## EXERCISE REQUIREMENTS
Give the listing again exactly, omitting its images.

## Figure collection entries
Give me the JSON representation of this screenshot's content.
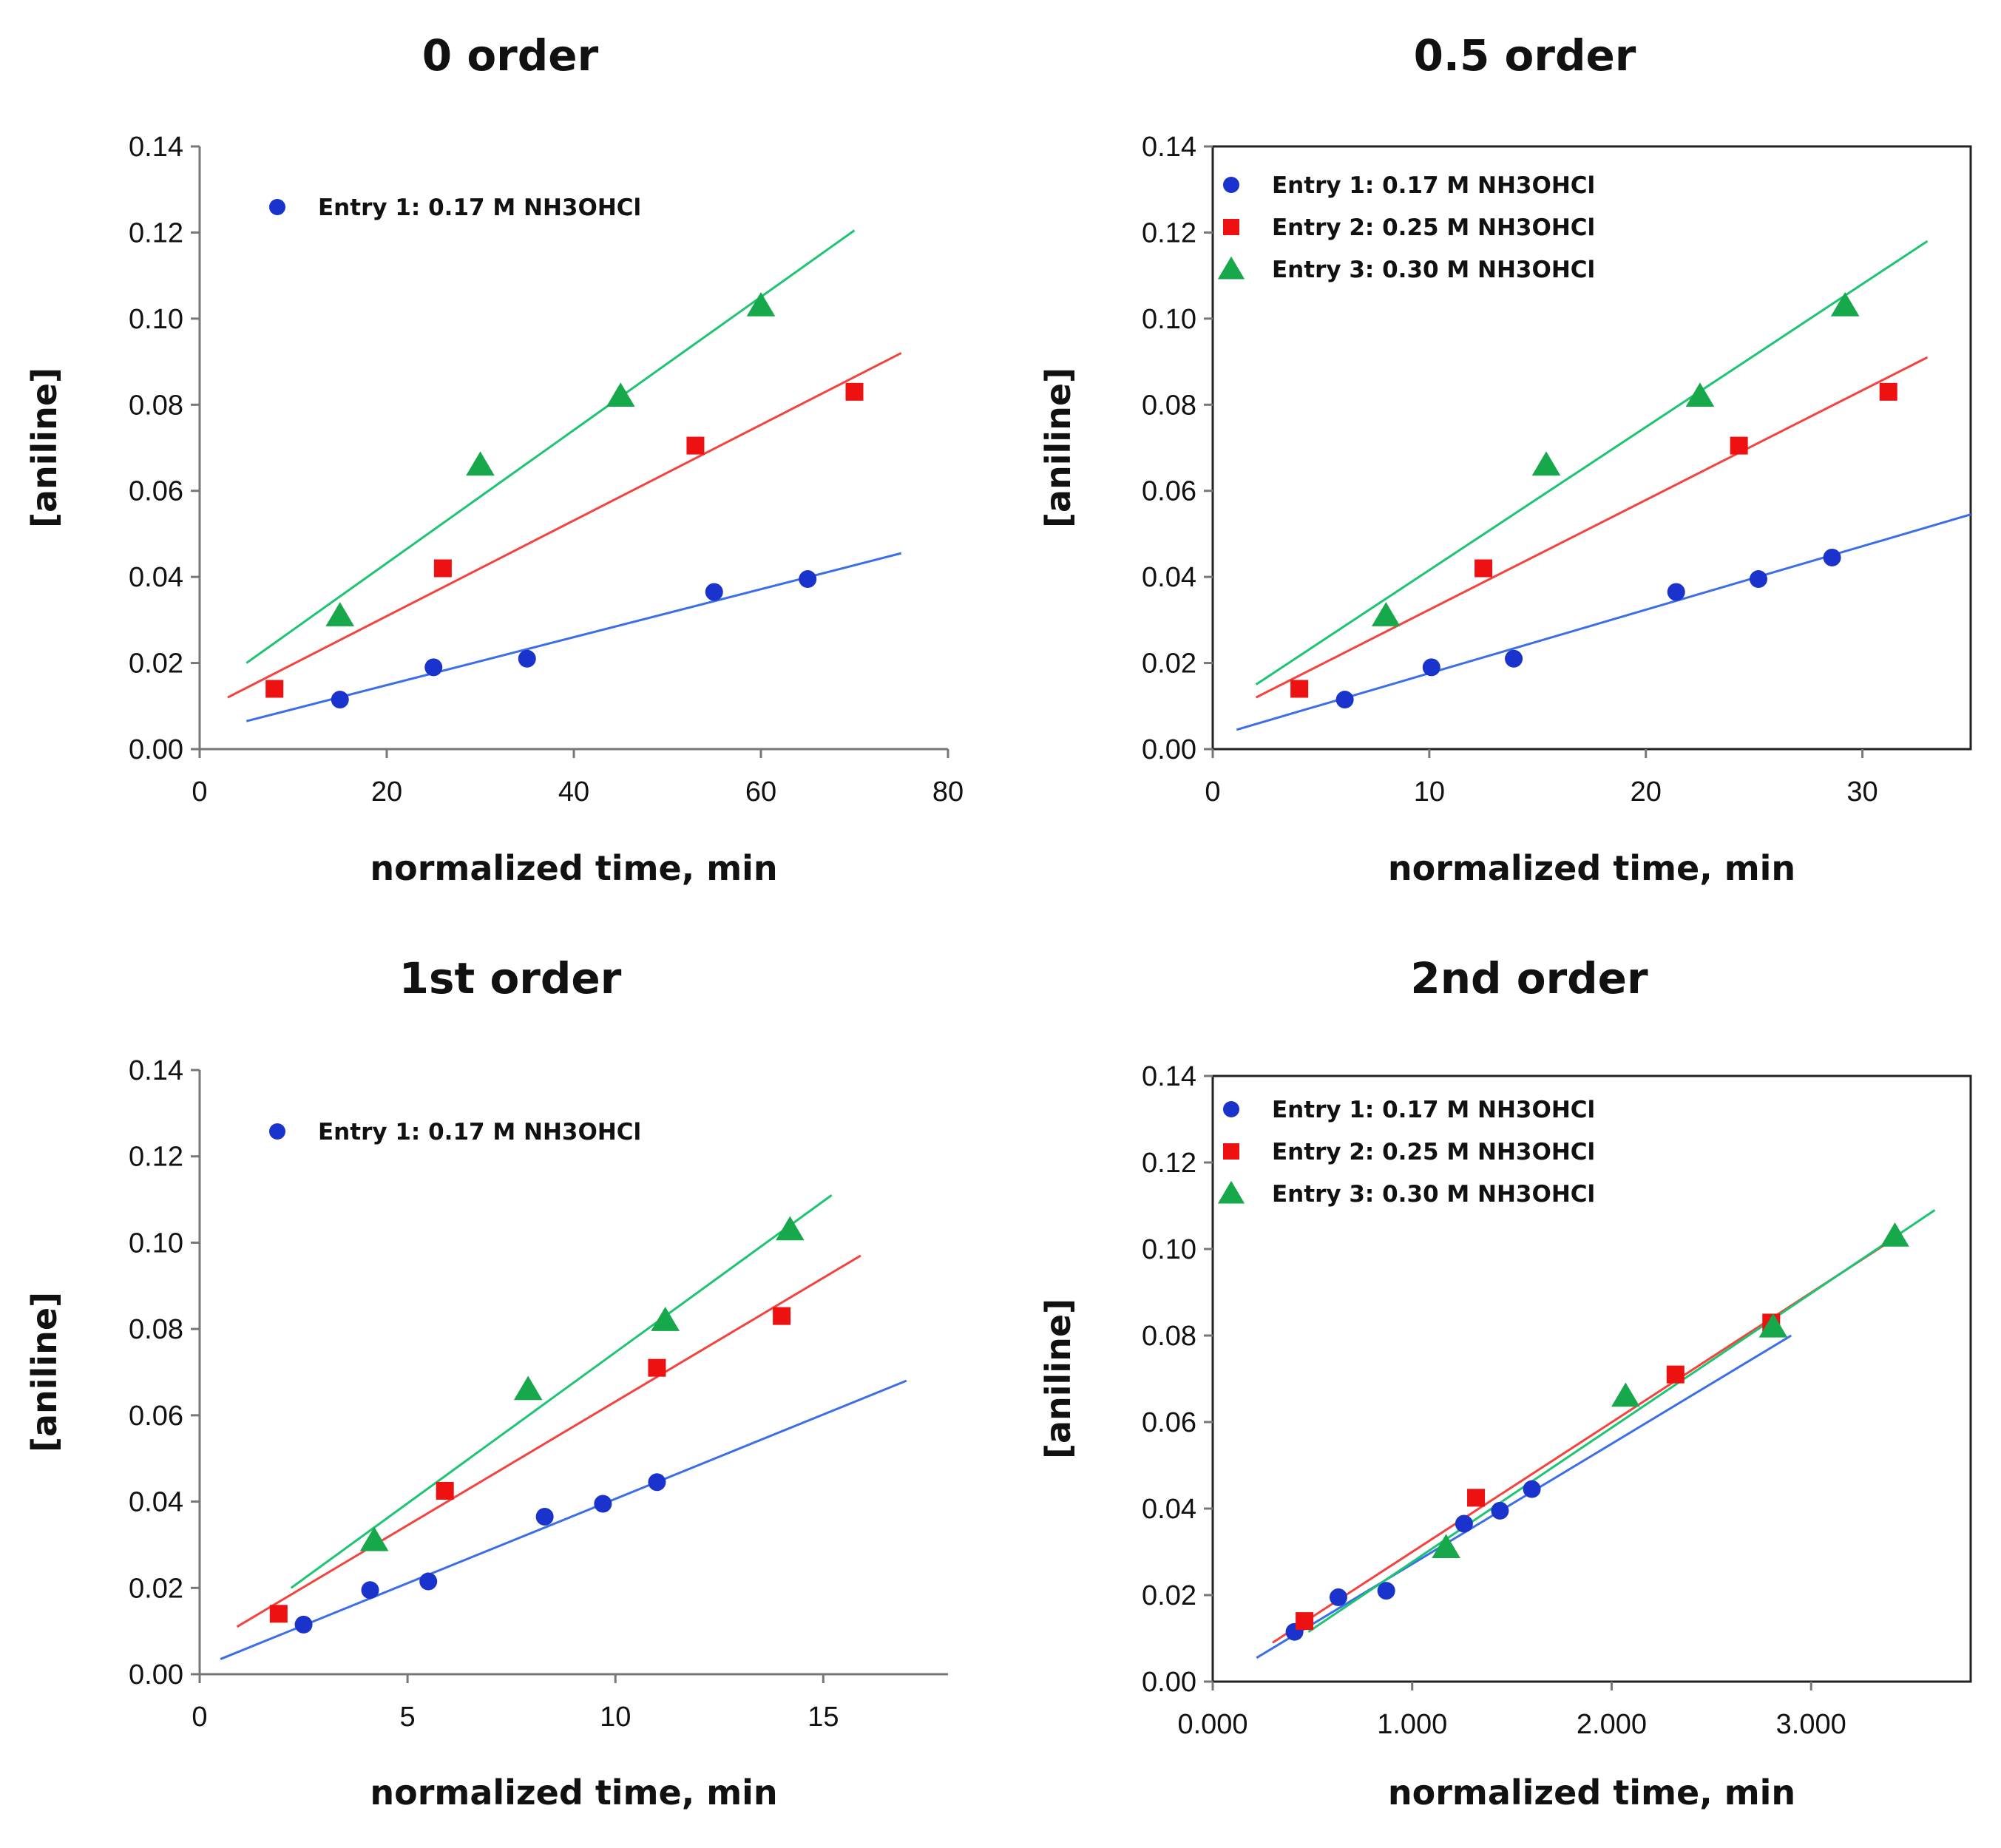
{
  "colors": {
    "entry1": "#1a33cc",
    "entry2": "#ee1111",
    "entry3": "#16a84a",
    "fit1": "#3b6ee8",
    "fit2": "#f4433f",
    "fit3": "#1dc472"
  },
  "chart_data": [
    {
      "type": "scatter",
      "title": "0 order",
      "xlabel": "normalized time, min",
      "ylabel": "[aniline]",
      "xlim": [
        0,
        80
      ],
      "ylim": [
        0,
        0.14
      ],
      "xticks": [
        "0",
        "20",
        "40",
        "60",
        "80"
      ],
      "yticks": [
        "0.00",
        "0.02",
        "0.04",
        "0.06",
        "0.08",
        "0.10",
        "0.12",
        "0.14"
      ],
      "legend": [
        "Entry 1: 0.17 M NH3OHCl"
      ],
      "series": [
        {
          "name": "Entry 1: 0.17 M NH3OHCl",
          "marker": "circle",
          "color_key": "entry1",
          "points": [
            [
              15,
              0.0115
            ],
            [
              25,
              0.019
            ],
            [
              35,
              0.021
            ],
            [
              55,
              0.0365
            ],
            [
              65,
              0.0395
            ]
          ],
          "fit": [
            [
              5,
              0.0065
            ],
            [
              75,
              0.0455
            ]
          ]
        },
        {
          "name": "Entry 2: 0.25 M NH3OHCl",
          "marker": "square",
          "color_key": "entry2",
          "points": [
            [
              8,
              0.014
            ],
            [
              26,
              0.042
            ],
            [
              53,
              0.0705
            ],
            [
              70,
              0.083
            ]
          ],
          "fit": [
            [
              3,
              0.012
            ],
            [
              75,
              0.092
            ]
          ]
        },
        {
          "name": "Entry 3: 0.30 M NH3OHCl",
          "marker": "triangle",
          "color_key": "entry3",
          "points": [
            [
              15,
              0.031
            ],
            [
              30,
              0.066
            ],
            [
              45,
              0.082
            ],
            [
              60,
              0.103
            ]
          ],
          "fit": [
            [
              5,
              0.02
            ],
            [
              70,
              0.1205
            ]
          ]
        }
      ]
    },
    {
      "type": "scatter",
      "title": "0.5 order",
      "xlabel": "normalized time, min",
      "ylabel": "[aniline]",
      "xlim": [
        0,
        35
      ],
      "ylim": [
        0,
        0.14
      ],
      "xticks": [
        "0",
        "10",
        "20",
        "30"
      ],
      "yticks": [
        "0.00",
        "0.02",
        "0.04",
        "0.06",
        "0.08",
        "0.10",
        "0.12",
        "0.14"
      ],
      "legend": [
        "Entry 1: 0.17 M NH3OHCl",
        "Entry 2: 0.25 M NH3OHCl",
        "Entry 3: 0.30 M NH3OHCl"
      ],
      "series": [
        {
          "name": "Entry 1: 0.17 M NH3OHCl",
          "marker": "circle",
          "color_key": "entry1",
          "points": [
            [
              6.1,
              0.0115
            ],
            [
              10.1,
              0.019
            ],
            [
              13.9,
              0.021
            ],
            [
              21.4,
              0.0365
            ],
            [
              25.2,
              0.0395
            ],
            [
              28.6,
              0.0445
            ]
          ],
          "fit": [
            [
              1.1,
              0.0045
            ],
            [
              35,
              0.0545
            ]
          ]
        },
        {
          "name": "Entry 2: 0.25 M NH3OHCl",
          "marker": "square",
          "color_key": "entry2",
          "points": [
            [
              4,
              0.014
            ],
            [
              12.5,
              0.042
            ],
            [
              24.3,
              0.0705
            ],
            [
              31.2,
              0.083
            ]
          ],
          "fit": [
            [
              2,
              0.012
            ],
            [
              33,
              0.091
            ]
          ]
        },
        {
          "name": "Entry 3: 0.30 M NH3OHCl",
          "marker": "triangle",
          "color_key": "entry3",
          "points": [
            [
              8,
              0.031
            ],
            [
              15.4,
              0.066
            ],
            [
              22.5,
              0.082
            ],
            [
              29.2,
              0.103
            ]
          ],
          "fit": [
            [
              2,
              0.015
            ],
            [
              33,
              0.118
            ]
          ]
        }
      ]
    },
    {
      "type": "scatter",
      "title": "1st order",
      "xlabel": "normalized time, min",
      "ylabel": "[aniline]",
      "xlim": [
        0,
        18
      ],
      "ylim": [
        0,
        0.14
      ],
      "xticks": [
        "0",
        "5",
        "10",
        "15"
      ],
      "yticks": [
        "0.00",
        "0.02",
        "0.04",
        "0.06",
        "0.08",
        "0.10",
        "0.12",
        "0.14"
      ],
      "legend": [
        "Entry 1: 0.17 M NH3OHCl"
      ],
      "series": [
        {
          "name": "Entry 1: 0.17 M NH3OHCl",
          "marker": "circle",
          "color_key": "entry1",
          "points": [
            [
              2.5,
              0.0115
            ],
            [
              4.1,
              0.0195
            ],
            [
              5.5,
              0.0215
            ],
            [
              8.3,
              0.0365
            ],
            [
              9.7,
              0.0395
            ],
            [
              11,
              0.0445
            ]
          ],
          "fit": [
            [
              0.5,
              0.0035
            ],
            [
              17,
              0.068
            ]
          ]
        },
        {
          "name": "Entry 2: 0.25 M NH3OHCl",
          "marker": "square",
          "color_key": "entry2",
          "points": [
            [
              1.9,
              0.014
            ],
            [
              5.9,
              0.0425
            ],
            [
              11,
              0.071
            ],
            [
              14,
              0.083
            ]
          ],
          "fit": [
            [
              0.9,
              0.011
            ],
            [
              15.9,
              0.097
            ]
          ]
        },
        {
          "name": "Entry 3: 0.30 M NH3OHCl",
          "marker": "triangle",
          "color_key": "entry3",
          "points": [
            [
              4.2,
              0.031
            ],
            [
              7.9,
              0.066
            ],
            [
              11.2,
              0.082
            ],
            [
              14.2,
              0.103
            ]
          ],
          "fit": [
            [
              2.2,
              0.02
            ],
            [
              15.2,
              0.111
            ]
          ]
        }
      ]
    },
    {
      "type": "scatter",
      "title": "2nd order",
      "xlabel": "normalized time, min",
      "ylabel": "[aniline]",
      "xlim": [
        0,
        3.8
      ],
      "ylim": [
        0,
        0.14
      ],
      "xticks": [
        "0.000",
        "1.000",
        "2.000",
        "3.000"
      ],
      "yticks": [
        "0.00",
        "0.02",
        "0.04",
        "0.06",
        "0.08",
        "0.10",
        "0.12",
        "0.14"
      ],
      "legend": [
        "Entry 1: 0.17 M NH3OHCl",
        "Entry 2: 0.25 M NH3OHCl",
        "Entry 3: 0.30 M NH3OHCl"
      ],
      "series": [
        {
          "name": "Entry 1: 0.17 M NH3OHCl",
          "marker": "circle",
          "color_key": "entry1",
          "points": [
            [
              0.41,
              0.0115
            ],
            [
              0.63,
              0.0195
            ],
            [
              0.87,
              0.021
            ],
            [
              1.26,
              0.0365
            ],
            [
              1.44,
              0.0395
            ],
            [
              1.6,
              0.0445
            ]
          ],
          "fit": [
            [
              0.22,
              0.0055
            ],
            [
              2.9,
              0.08
            ]
          ]
        },
        {
          "name": "Entry 2: 0.25 M NH3OHCl",
          "marker": "square",
          "color_key": "entry2",
          "points": [
            [
              0.46,
              0.014
            ],
            [
              1.32,
              0.0425
            ],
            [
              2.32,
              0.071
            ],
            [
              2.8,
              0.083
            ]
          ],
          "fit": [
            [
              0.3,
              0.009
            ],
            [
              3.42,
              0.1025
            ]
          ]
        },
        {
          "name": "Entry 3: 0.30 M NH3OHCl",
          "marker": "triangle",
          "color_key": "entry3",
          "points": [
            [
              1.17,
              0.031
            ],
            [
              2.07,
              0.066
            ],
            [
              2.81,
              0.082
            ],
            [
              3.42,
              0.103
            ]
          ],
          "fit": [
            [
              0.48,
              0.0115
            ],
            [
              3.62,
              0.109
            ]
          ]
        }
      ]
    }
  ]
}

## EXERCISE ANSWER
Give me the JSON representation of this screenshot's content.
{
  "colors": {
    "entry1": "#1a33cc",
    "entry2": "#ee1111",
    "entry3": "#16a84a",
    "fit1": "#3b6ee8",
    "fit2": "#f4433f",
    "fit3": "#1dc472"
  },
  "chart_data": [
    {
      "type": "scatter",
      "title": "0 order",
      "xlabel": "normalized time, min",
      "ylabel": "[aniline]",
      "xlim": [
        0,
        80
      ],
      "ylim": [
        0,
        0.14
      ],
      "xticks": [
        "0",
        "20",
        "40",
        "60",
        "80"
      ],
      "yticks": [
        "0.00",
        "0.02",
        "0.04",
        "0.06",
        "0.08",
        "0.10",
        "0.12",
        "0.14"
      ],
      "legend": [
        "Entry 1: 0.17 M NH3OHCl"
      ],
      "series": [
        {
          "name": "Entry 1: 0.17 M NH3OHCl",
          "marker": "circle",
          "color_key": "entry1",
          "points": [
            [
              15,
              0.0115
            ],
            [
              25,
              0.019
            ],
            [
              35,
              0.021
            ],
            [
              55,
              0.0365
            ],
            [
              65,
              0.0395
            ]
          ],
          "fit": [
            [
              5,
              0.0065
            ],
            [
              75,
              0.0455
            ]
          ]
        },
        {
          "name": "Entry 2: 0.25 M NH3OHCl",
          "marker": "square",
          "color_key": "entry2",
          "points": [
            [
              8,
              0.014
            ],
            [
              26,
              0.042
            ],
            [
              53,
              0.0705
            ],
            [
              70,
              0.083
            ]
          ],
          "fit": [
            [
              3,
              0.012
            ],
            [
              75,
              0.092
            ]
          ]
        },
        {
          "name": "Entry 3: 0.30 M NH3OHCl",
          "marker": "triangle",
          "color_key": "entry3",
          "points": [
            [
              15,
              0.031
            ],
            [
              30,
              0.066
            ],
            [
              45,
              0.082
            ],
            [
              60,
              0.103
            ]
          ],
          "fit": [
            [
              5,
              0.02
            ],
            [
              70,
              0.1205
            ]
          ]
        }
      ]
    },
    {
      "type": "scatter",
      "title": "0.5 order",
      "xlabel": "normalized time, min",
      "ylabel": "[aniline]",
      "xlim": [
        0,
        35
      ],
      "ylim": [
        0,
        0.14
      ],
      "xticks": [
        "0",
        "10",
        "20",
        "30"
      ],
      "yticks": [
        "0.00",
        "0.02",
        "0.04",
        "0.06",
        "0.08",
        "0.10",
        "0.12",
        "0.14"
      ],
      "legend": [
        "Entry 1: 0.17 M NH3OHCl",
        "Entry 2: 0.25 M NH3OHCl",
        "Entry 3: 0.30 M NH3OHCl"
      ],
      "series": [
        {
          "name": "Entry 1: 0.17 M NH3OHCl",
          "marker": "circle",
          "color_key": "entry1",
          "points": [
            [
              6.1,
              0.0115
            ],
            [
              10.1,
              0.019
            ],
            [
              13.9,
              0.021
            ],
            [
              21.4,
              0.0365
            ],
            [
              25.2,
              0.0395
            ],
            [
              28.6,
              0.0445
            ]
          ],
          "fit": [
            [
              1.1,
              0.0045
            ],
            [
              35,
              0.0545
            ]
          ]
        },
        {
          "name": "Entry 2: 0.25 M NH3OHCl",
          "marker": "square",
          "color_key": "entry2",
          "points": [
            [
              4,
              0.014
            ],
            [
              12.5,
              0.042
            ],
            [
              24.3,
              0.0705
            ],
            [
              31.2,
              0.083
            ]
          ],
          "fit": [
            [
              2,
              0.012
            ],
            [
              33,
              0.091
            ]
          ]
        },
        {
          "name": "Entry 3: 0.30 M NH3OHCl",
          "marker": "triangle",
          "color_key": "entry3",
          "points": [
            [
              8,
              0.031
            ],
            [
              15.4,
              0.066
            ],
            [
              22.5,
              0.082
            ],
            [
              29.2,
              0.103
            ]
          ],
          "fit": [
            [
              2,
              0.015
            ],
            [
              33,
              0.118
            ]
          ]
        }
      ]
    },
    {
      "type": "scatter",
      "title": "1st order",
      "xlabel": "normalized time, min",
      "ylabel": "[aniline]",
      "xlim": [
        0,
        18
      ],
      "ylim": [
        0,
        0.14
      ],
      "xticks": [
        "0",
        "5",
        "10",
        "15"
      ],
      "yticks": [
        "0.00",
        "0.02",
        "0.04",
        "0.06",
        "0.08",
        "0.10",
        "0.12",
        "0.14"
      ],
      "legend": [
        "Entry 1: 0.17 M NH3OHCl"
      ],
      "series": [
        {
          "name": "Entry 1: 0.17 M NH3OHCl",
          "marker": "circle",
          "color_key": "entry1",
          "points": [
            [
              2.5,
              0.0115
            ],
            [
              4.1,
              0.0195
            ],
            [
              5.5,
              0.0215
            ],
            [
              8.3,
              0.0365
            ],
            [
              9.7,
              0.0395
            ],
            [
              11,
              0.0445
            ]
          ],
          "fit": [
            [
              0.5,
              0.0035
            ],
            [
              17,
              0.068
            ]
          ]
        },
        {
          "name": "Entry 2: 0.25 M NH3OHCl",
          "marker": "square",
          "color_key": "entry2",
          "points": [
            [
              1.9,
              0.014
            ],
            [
              5.9,
              0.0425
            ],
            [
              11,
              0.071
            ],
            [
              14,
              0.083
            ]
          ],
          "fit": [
            [
              0.9,
              0.011
            ],
            [
              15.9,
              0.097
            ]
          ]
        },
        {
          "name": "Entry 3: 0.30 M NH3OHCl",
          "marker": "triangle",
          "color_key": "entry3",
          "points": [
            [
              4.2,
              0.031
            ],
            [
              7.9,
              0.066
            ],
            [
              11.2,
              0.082
            ],
            [
              14.2,
              0.103
            ]
          ],
          "fit": [
            [
              2.2,
              0.02
            ],
            [
              15.2,
              0.111
            ]
          ]
        }
      ]
    },
    {
      "type": "scatter",
      "title": "2nd order",
      "xlabel": "normalized time, min",
      "ylabel": "[aniline]",
      "xlim": [
        0,
        3.8
      ],
      "ylim": [
        0,
        0.14
      ],
      "xticks": [
        "0.000",
        "1.000",
        "2.000",
        "3.000"
      ],
      "yticks": [
        "0.00",
        "0.02",
        "0.04",
        "0.06",
        "0.08",
        "0.10",
        "0.12",
        "0.14"
      ],
      "legend": [
        "Entry 1: 0.17 M NH3OHCl",
        "Entry 2: 0.25 M NH3OHCl",
        "Entry 3: 0.30 M NH3OHCl"
      ],
      "series": [
        {
          "name": "Entry 1: 0.17 M NH3OHCl",
          "marker": "circle",
          "color_key": "entry1",
          "points": [
            [
              0.41,
              0.0115
            ],
            [
              0.63,
              0.0195
            ],
            [
              0.87,
              0.021
            ],
            [
              1.26,
              0.0365
            ],
            [
              1.44,
              0.0395
            ],
            [
              1.6,
              0.0445
            ]
          ],
          "fit": [
            [
              0.22,
              0.0055
            ],
            [
              2.9,
              0.08
            ]
          ]
        },
        {
          "name": "Entry 2: 0.25 M NH3OHCl",
          "marker": "square",
          "color_key": "entry2",
          "points": [
            [
              0.46,
              0.014
            ],
            [
              1.32,
              0.0425
            ],
            [
              2.32,
              0.071
            ],
            [
              2.8,
              0.083
            ]
          ],
          "fit": [
            [
              0.3,
              0.009
            ],
            [
              3.42,
              0.1025
            ]
          ]
        },
        {
          "name": "Entry 3: 0.30 M NH3OHCl",
          "marker": "triangle",
          "color_key": "entry3",
          "points": [
            [
              1.17,
              0.031
            ],
            [
              2.07,
              0.066
            ],
            [
              2.81,
              0.082
            ],
            [
              3.42,
              0.103
            ]
          ],
          "fit": [
            [
              0.48,
              0.0115
            ],
            [
              3.62,
              0.109
            ]
          ]
        }
      ]
    }
  ]
}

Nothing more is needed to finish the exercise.